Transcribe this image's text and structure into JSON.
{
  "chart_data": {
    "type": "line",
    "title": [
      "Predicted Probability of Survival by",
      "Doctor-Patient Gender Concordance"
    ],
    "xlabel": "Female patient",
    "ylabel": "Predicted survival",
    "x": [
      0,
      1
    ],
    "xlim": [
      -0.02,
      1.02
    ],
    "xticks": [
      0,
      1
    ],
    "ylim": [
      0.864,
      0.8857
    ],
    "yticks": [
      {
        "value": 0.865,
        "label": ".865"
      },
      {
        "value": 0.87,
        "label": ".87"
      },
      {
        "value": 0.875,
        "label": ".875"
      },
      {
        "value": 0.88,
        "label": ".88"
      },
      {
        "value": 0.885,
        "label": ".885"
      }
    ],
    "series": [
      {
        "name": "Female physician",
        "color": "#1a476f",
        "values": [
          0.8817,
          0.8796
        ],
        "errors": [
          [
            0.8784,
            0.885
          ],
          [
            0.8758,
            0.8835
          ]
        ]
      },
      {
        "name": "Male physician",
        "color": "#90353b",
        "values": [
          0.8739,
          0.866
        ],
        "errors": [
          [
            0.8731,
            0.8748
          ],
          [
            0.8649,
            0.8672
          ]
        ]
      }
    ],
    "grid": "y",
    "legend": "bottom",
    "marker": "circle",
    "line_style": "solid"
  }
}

*EXERCISE PROMPT:* Print every entry exactly as written.

*PROBLEM SOLUTION:*
Transcribe this image's text and structure into JSON.
{
  "chart_data": {
    "type": "line",
    "title": [
      "Predicted Probability of Survival by",
      "Doctor-Patient Gender Concordance"
    ],
    "xlabel": "Female patient",
    "ylabel": "Predicted survival",
    "x": [
      0,
      1
    ],
    "xlim": [
      -0.02,
      1.02
    ],
    "xticks": [
      0,
      1
    ],
    "ylim": [
      0.864,
      0.8857
    ],
    "yticks": [
      {
        "value": 0.865,
        "label": ".865"
      },
      {
        "value": 0.87,
        "label": ".87"
      },
      {
        "value": 0.875,
        "label": ".875"
      },
      {
        "value": 0.88,
        "label": ".88"
      },
      {
        "value": 0.885,
        "label": ".885"
      }
    ],
    "series": [
      {
        "name": "Female physician",
        "color": "#1a476f",
        "values": [
          0.8817,
          0.8796
        ],
        "errors": [
          [
            0.8784,
            0.885
          ],
          [
            0.8758,
            0.8835
          ]
        ]
      },
      {
        "name": "Male physician",
        "color": "#90353b",
        "values": [
          0.8739,
          0.866
        ],
        "errors": [
          [
            0.8731,
            0.8748
          ],
          [
            0.8649,
            0.8672
          ]
        ]
      }
    ],
    "grid": "y",
    "legend": "bottom",
    "marker": "circle",
    "line_style": "solid"
  }
}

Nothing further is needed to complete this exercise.